What the exercise asks: Reproduce the records below line for line, leaving out the pictures.

"""

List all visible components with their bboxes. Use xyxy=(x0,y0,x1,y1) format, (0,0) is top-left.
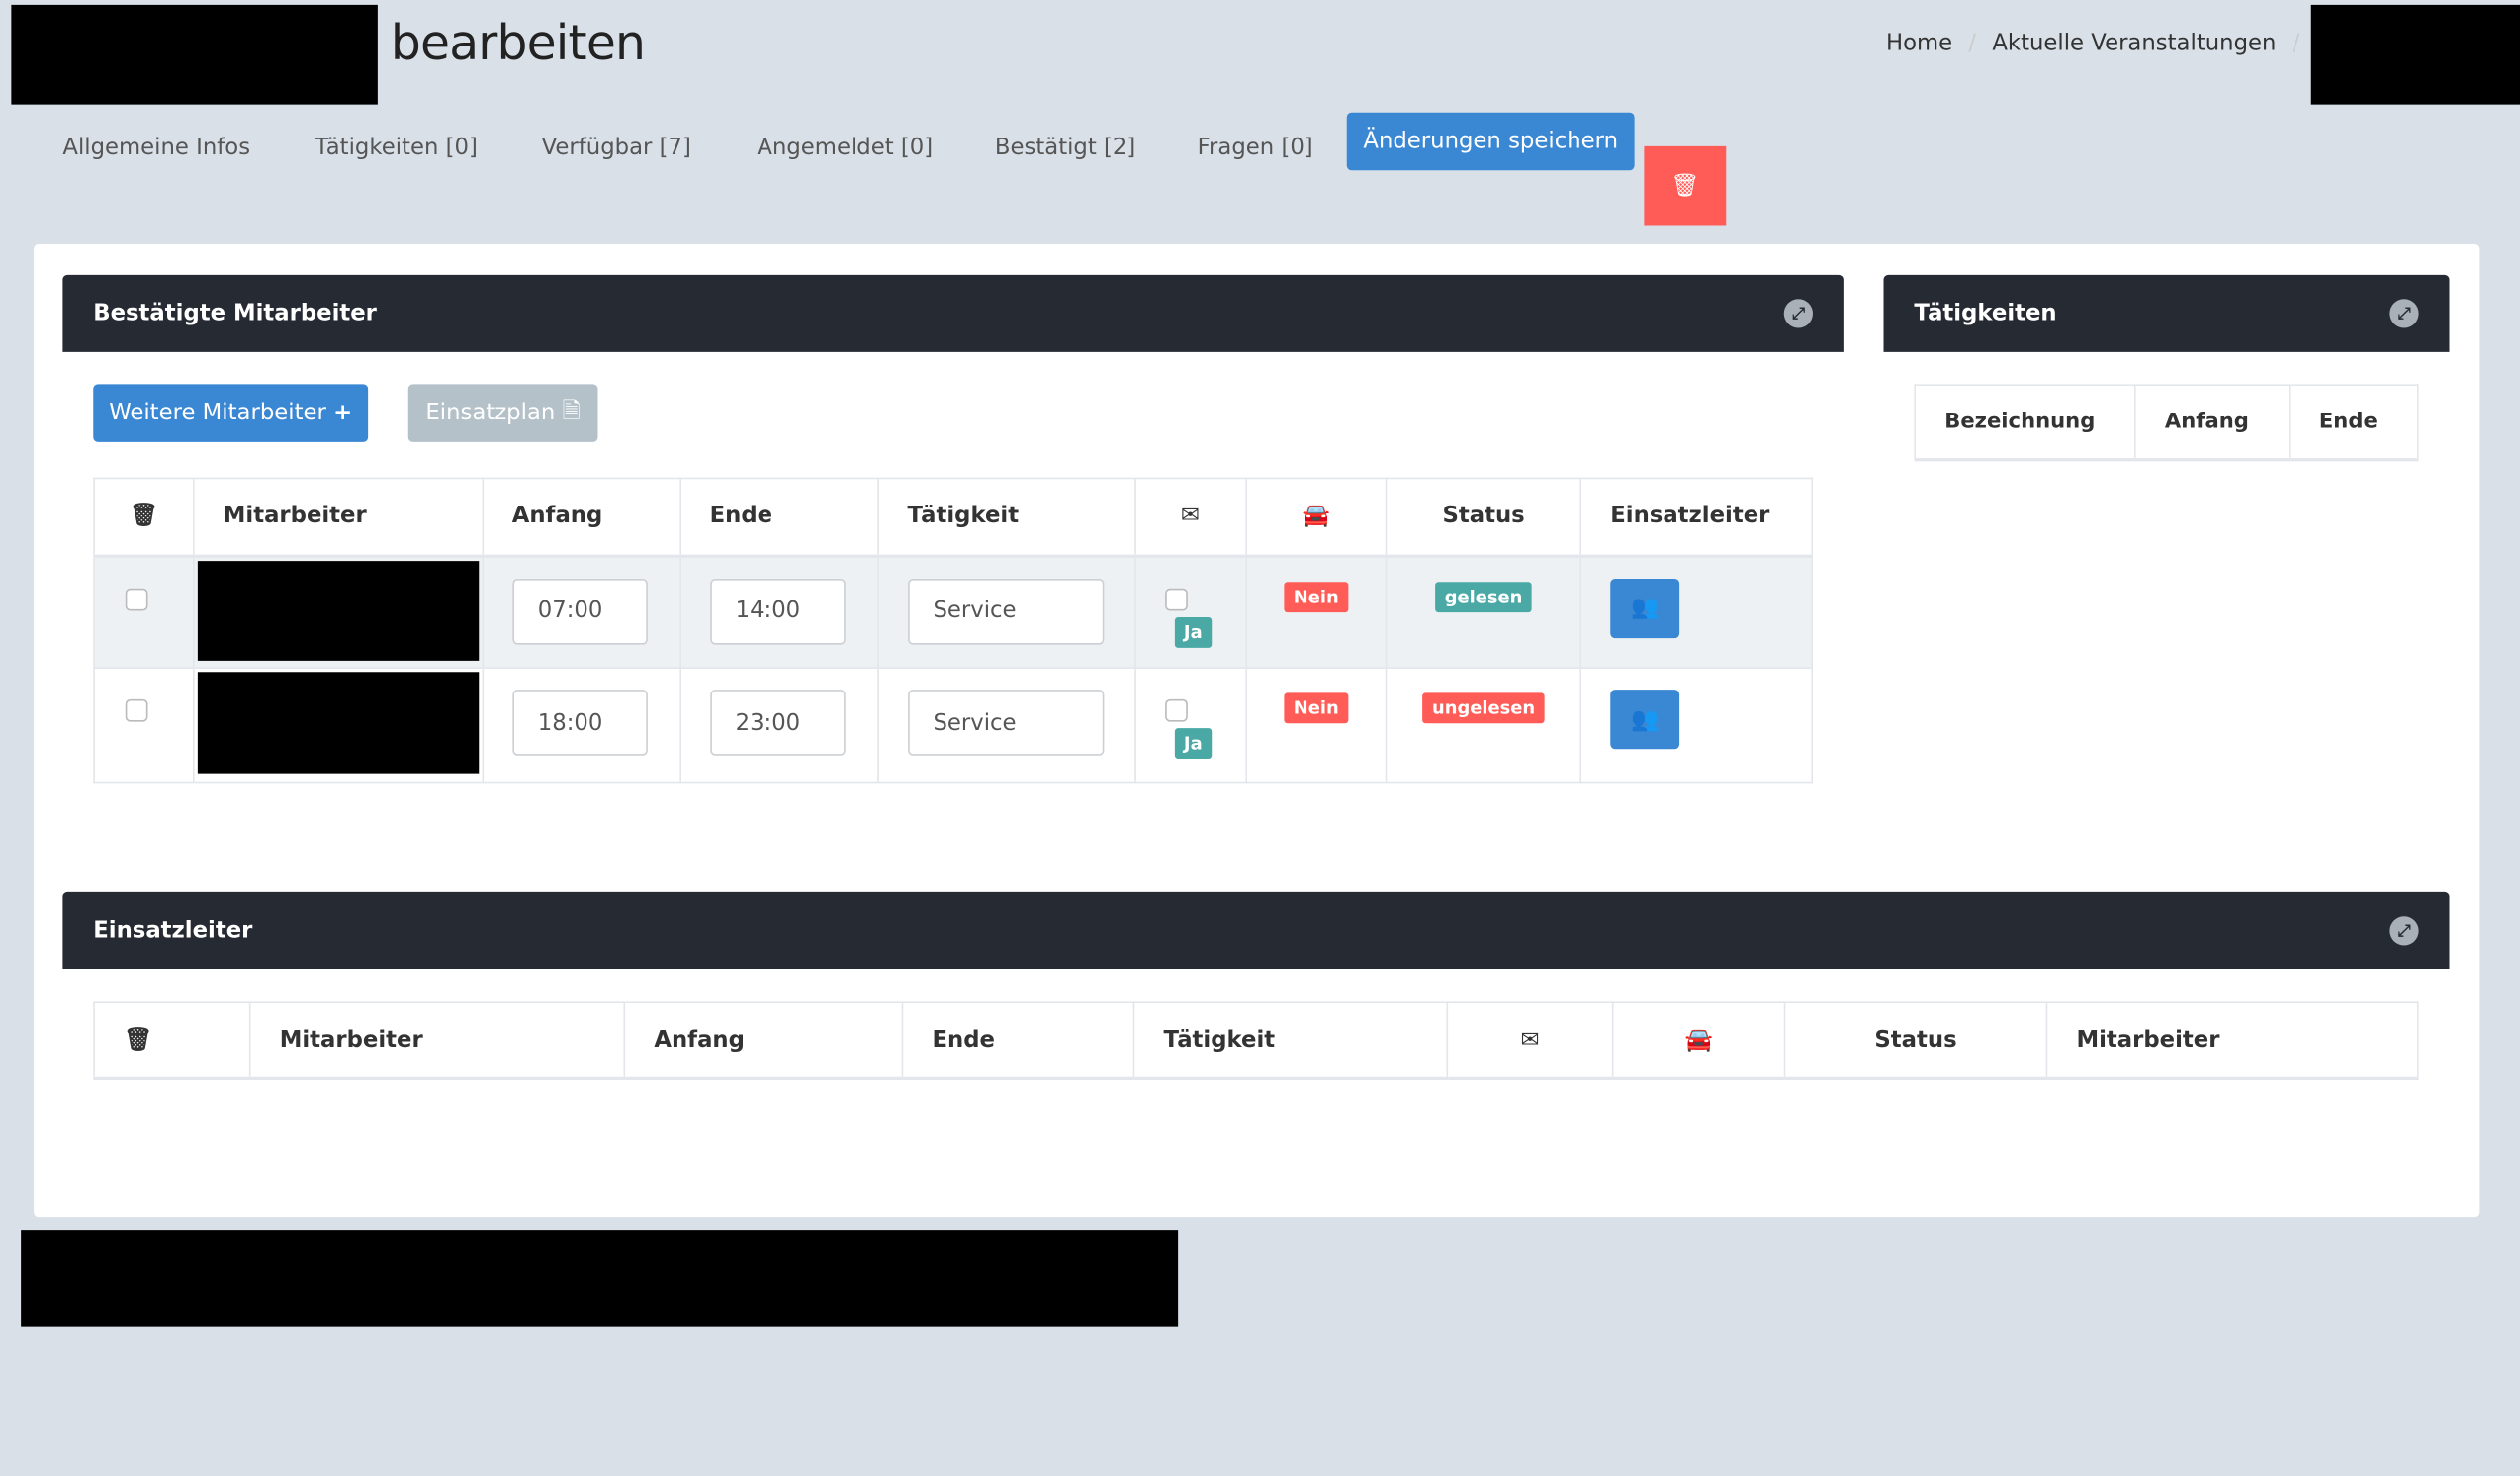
redacted-user xyxy=(2310,4,2520,105)
schedule-pdf-button[interactable]: Einsatzplan 🗎 xyxy=(407,384,598,442)
trash-icon: 🗑 xyxy=(93,477,195,558)
table-header-row: 🗑 Mitarbeiter Anfang Ende Tätigkeit ✉ 🚘 … xyxy=(93,477,1813,558)
breadcrumb-separator: / xyxy=(1968,30,1977,56)
mail-badge: Ja xyxy=(1174,616,1213,648)
col-bezeichnung: Bezeichnung xyxy=(1914,384,2136,461)
table-row: 18:00 23:00 Service Ja Nein ungelesen 👥 xyxy=(93,667,1813,784)
page-title: bearbeiten xyxy=(390,16,646,73)
col-ende: Ende xyxy=(678,477,879,558)
expand-icon[interactable]: ⤢ xyxy=(1783,299,1813,328)
col-einsatzleiter: Einsatzleiter xyxy=(1579,477,1813,558)
mail-checkbox[interactable] xyxy=(1164,698,1188,722)
schedule-pdf-label: Einsatzplan xyxy=(425,400,556,426)
users-icon: 👥 xyxy=(1631,595,1660,621)
start-time-input[interactable]: 07:00 xyxy=(511,578,648,644)
breadcrumb-separator: / xyxy=(2292,30,2300,56)
end-time-input[interactable]: 14:00 xyxy=(709,578,846,644)
car-badge: Nein xyxy=(1283,692,1349,724)
leaders-table: 🗑 Mitarbeiter Anfang Ende Tätigkeit ✉ 🚘 … xyxy=(93,1001,2419,1080)
breadcrumb-home[interactable]: Home xyxy=(1886,31,1952,56)
tab-angemeldet[interactable]: Angemeldet [0] xyxy=(757,136,933,161)
col-anfang: Anfang xyxy=(2134,384,2291,461)
users-icon: 👥 xyxy=(1631,706,1660,733)
activities-table: Bezeichnung Anfang Ende xyxy=(1914,384,2419,461)
col-status: Status xyxy=(1783,1001,2048,1080)
tab-taetigkeiten[interactable]: Tätigkeiten [0] xyxy=(315,136,478,161)
leaders-panel-title: Einsatzleiter xyxy=(93,917,253,944)
redacted-event-name xyxy=(11,4,378,105)
col-taetigkeit: Tätigkeit xyxy=(876,477,1136,558)
expand-icon[interactable]: ⤢ xyxy=(2389,299,2419,328)
status-badge: gelesen xyxy=(1434,581,1533,612)
mail-badge: Ja xyxy=(1174,728,1213,759)
activity-input[interactable]: Service xyxy=(907,578,1104,644)
expand-icon[interactable]: ⤢ xyxy=(2389,916,2419,946)
col-status: Status xyxy=(1386,477,1581,558)
col-anfang: Anfang xyxy=(623,1001,904,1080)
col-anfang: Anfang xyxy=(481,477,681,558)
col-taetigkeit: Tätigkeit xyxy=(1132,1001,1449,1080)
redacted-footer xyxy=(21,1230,1179,1327)
car-icon: 🚘 xyxy=(1611,1001,1786,1080)
status-badge: ungelesen xyxy=(1422,692,1545,724)
trash-icon: 🗑 xyxy=(1670,172,1700,199)
leaders-panel-header: Einsatzleiter ⤢ xyxy=(62,891,2450,969)
tab-verfuegbar[interactable]: Verfügbar [7] xyxy=(542,136,691,161)
set-leader-button[interactable]: 👥 xyxy=(1610,578,1680,638)
add-employee-button[interactable]: Weitere Mitarbeiter + xyxy=(93,384,369,442)
col-mitarbeiter-2: Mitarbeiter xyxy=(2045,1001,2419,1080)
activity-input[interactable]: Service xyxy=(907,690,1104,756)
plus-icon: + xyxy=(333,400,353,426)
confirmed-panel-title: Bestätigte Mitarbeiter xyxy=(93,300,377,326)
delete-button[interactable]: 🗑 xyxy=(1644,145,1727,226)
activities-panel-header: Tätigkeiten ⤢ xyxy=(1883,274,2450,352)
row-checkbox[interactable] xyxy=(125,587,148,610)
save-button[interactable]: Änderungen speichern xyxy=(1346,112,1635,171)
col-ende: Ende xyxy=(2289,384,2419,461)
breadcrumb-events[interactable]: Aktuelle Veranstaltungen xyxy=(1992,31,2276,56)
end-time-input[interactable]: 23:00 xyxy=(709,690,846,756)
tab-allgemeine-infos[interactable]: Allgemeine Infos xyxy=(62,136,250,161)
add-employee-label: Weitere Mitarbeiter xyxy=(109,400,326,426)
tab-bestaetigt[interactable]: Bestätigt [2] xyxy=(995,136,1135,161)
col-ende: Ende xyxy=(901,1001,1135,1080)
breadcrumb: Home / Aktuelle Veranstaltungen / xyxy=(1886,31,2299,56)
table-row: 07:00 14:00 Service Ja Nein gelesen 👥 xyxy=(93,554,1813,669)
confirmed-table: 🗑 Mitarbeiter Anfang Ende Tätigkeit ✉ 🚘 … xyxy=(93,477,1813,784)
envelope-icon: ✉ xyxy=(1446,1001,1614,1080)
envelope-icon: ✉ xyxy=(1133,477,1247,558)
trash-icon: 🗑 xyxy=(93,1001,251,1080)
row-checkbox[interactable] xyxy=(125,698,148,722)
activities-panel-title: Tätigkeiten xyxy=(1914,300,2057,326)
col-mitarbeiter: Mitarbeiter xyxy=(192,477,484,558)
redacted-employee xyxy=(197,672,479,774)
pdf-file-icon: 🗎 xyxy=(562,399,581,424)
mail-checkbox[interactable] xyxy=(1164,587,1188,610)
car-badge: Nein xyxy=(1283,581,1349,612)
car-icon: 🚘 xyxy=(1244,477,1388,558)
tab-fragen[interactable]: Fragen [0] xyxy=(1198,136,1313,161)
confirmed-panel-header: Bestätigte Mitarbeiter ⤢ xyxy=(62,274,1844,352)
col-mitarbeiter: Mitarbeiter xyxy=(248,1001,626,1080)
start-time-input[interactable]: 18:00 xyxy=(511,690,648,756)
redacted-employee xyxy=(197,560,479,661)
set-leader-button[interactable]: 👥 xyxy=(1610,690,1680,750)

"""

Reply:
List all visible components with their bboxes. Use xyxy=(x0,y0,x1,y1) format, (0,0) is top-left.
redacted-user xyxy=(2310,4,2520,105)
schedule-pdf-button[interactable]: Einsatzplan 🗎 xyxy=(407,384,598,442)
trash-icon: 🗑 xyxy=(93,477,195,558)
table-header-row: 🗑 Mitarbeiter Anfang Ende Tätigkeit ✉ 🚘 … xyxy=(93,477,1813,558)
breadcrumb-separator: / xyxy=(1968,30,1977,56)
mail-badge: Ja xyxy=(1174,616,1213,648)
col-bezeichnung: Bezeichnung xyxy=(1914,384,2136,461)
table-row: 18:00 23:00 Service Ja Nein ungelesen 👥 xyxy=(93,667,1813,784)
page-title: bearbeiten xyxy=(390,16,646,73)
col-ende: Ende xyxy=(678,477,879,558)
expand-icon[interactable]: ⤢ xyxy=(1783,299,1813,328)
col-einsatzleiter: Einsatzleiter xyxy=(1579,477,1813,558)
mail-checkbox[interactable] xyxy=(1164,698,1188,722)
schedule-pdf-label: Einsatzplan xyxy=(425,400,556,426)
users-icon: 👥 xyxy=(1631,595,1660,621)
start-time-input[interactable]: 07:00 xyxy=(511,578,648,644)
breadcrumb-separator: / xyxy=(2292,30,2300,56)
end-time-input[interactable]: 14:00 xyxy=(709,578,846,644)
car-badge: Nein xyxy=(1283,692,1349,724)
leaders-table: 🗑 Mitarbeiter Anfang Ende Tätigkeit ✉ 🚘 … xyxy=(93,1001,2419,1080)
breadcrumb-home[interactable]: Home xyxy=(1886,31,1952,56)
tab-angemeldet[interactable]: Angemeldet [0] xyxy=(757,136,933,161)
col-anfang: Anfang xyxy=(2134,384,2291,461)
users-icon: 👥 xyxy=(1631,706,1660,733)
activities-table: Bezeichnung Anfang Ende xyxy=(1914,384,2419,461)
col-status: Status xyxy=(1783,1001,2048,1080)
tab-taetigkeiten[interactable]: Tätigkeiten [0] xyxy=(315,136,478,161)
leaders-panel-title: Einsatzleiter xyxy=(93,917,253,944)
redacted-event-name xyxy=(11,4,378,105)
col-taetigkeit: Tätigkeit xyxy=(876,477,1136,558)
expand-icon[interactable]: ⤢ xyxy=(2389,299,2419,328)
status-badge: gelesen xyxy=(1434,581,1533,612)
mail-badge: Ja xyxy=(1174,728,1213,759)
activity-input[interactable]: Service xyxy=(907,578,1104,644)
expand-icon[interactable]: ⤢ xyxy=(2389,916,2419,946)
col-status: Status xyxy=(1386,477,1581,558)
col-anfang: Anfang xyxy=(623,1001,904,1080)
col-anfang: Anfang xyxy=(481,477,681,558)
col-taetigkeit: Tätigkeit xyxy=(1132,1001,1449,1080)
redacted-footer xyxy=(21,1230,1179,1327)
car-icon: 🚘 xyxy=(1611,1001,1786,1080)
status-badge: ungelesen xyxy=(1422,692,1545,724)
trash-icon: 🗑 xyxy=(1670,172,1700,199)
leaders-panel-header: Einsatzleiter ⤢ xyxy=(62,891,2450,969)
tab-verfuegbar[interactable]: Verfügbar [7] xyxy=(542,136,691,161)
set-leader-button[interactable]: 👥 xyxy=(1610,578,1680,638)
add-employee-button[interactable]: Weitere Mitarbeiter + xyxy=(93,384,369,442)
col-mitarbeiter-2: Mitarbeiter xyxy=(2045,1001,2419,1080)
activity-input[interactable]: Service xyxy=(907,690,1104,756)
plus-icon: + xyxy=(333,400,353,426)
confirmed-panel-title: Bestätigte Mitarbeiter xyxy=(93,300,377,326)
delete-button[interactable]: 🗑 xyxy=(1644,145,1727,226)
activities-panel-header: Tätigkeiten ⤢ xyxy=(1883,274,2450,352)
row-checkbox[interactable] xyxy=(125,587,148,610)
save-button[interactable]: Änderungen speichern xyxy=(1346,112,1635,171)
col-ende: Ende xyxy=(2289,384,2419,461)
breadcrumb-events[interactable]: Aktuelle Veranstaltungen xyxy=(1992,31,2276,56)
end-time-input[interactable]: 23:00 xyxy=(709,690,846,756)
tab-allgemeine-infos[interactable]: Allgemeine Infos xyxy=(62,136,250,161)
add-employee-label: Weitere Mitarbeiter xyxy=(109,400,326,426)
tab-bestaetigt[interactable]: Bestätigt [2] xyxy=(995,136,1135,161)
col-ende: Ende xyxy=(901,1001,1135,1080)
breadcrumb: Home / Aktuelle Veranstaltungen / xyxy=(1886,31,2299,56)
table-row: 07:00 14:00 Service Ja Nein gelesen 👥 xyxy=(93,554,1813,669)
confirmed-table: 🗑 Mitarbeiter Anfang Ende Tätigkeit ✉ 🚘 … xyxy=(93,477,1813,784)
envelope-icon: ✉ xyxy=(1446,1001,1614,1080)
envelope-icon: ✉ xyxy=(1133,477,1247,558)
trash-icon: 🗑 xyxy=(93,1001,251,1080)
row-checkbox[interactable] xyxy=(125,698,148,722)
activities-panel-title: Tätigkeiten xyxy=(1914,300,2057,326)
col-mitarbeiter: Mitarbeiter xyxy=(192,477,484,558)
redacted-employee xyxy=(197,672,479,774)
pdf-file-icon: 🗎 xyxy=(562,399,581,424)
mail-checkbox[interactable] xyxy=(1164,587,1188,610)
car-badge: Nein xyxy=(1283,581,1349,612)
car-icon: 🚘 xyxy=(1244,477,1388,558)
tab-fragen[interactable]: Fragen [0] xyxy=(1198,136,1313,161)
confirmed-panel-header: Bestätigte Mitarbeiter ⤢ xyxy=(62,274,1844,352)
col-mitarbeiter: Mitarbeiter xyxy=(248,1001,626,1080)
start-time-input[interactable]: 18:00 xyxy=(511,690,648,756)
redacted-employee xyxy=(197,560,479,661)
set-leader-button[interactable]: 👥 xyxy=(1610,690,1680,750)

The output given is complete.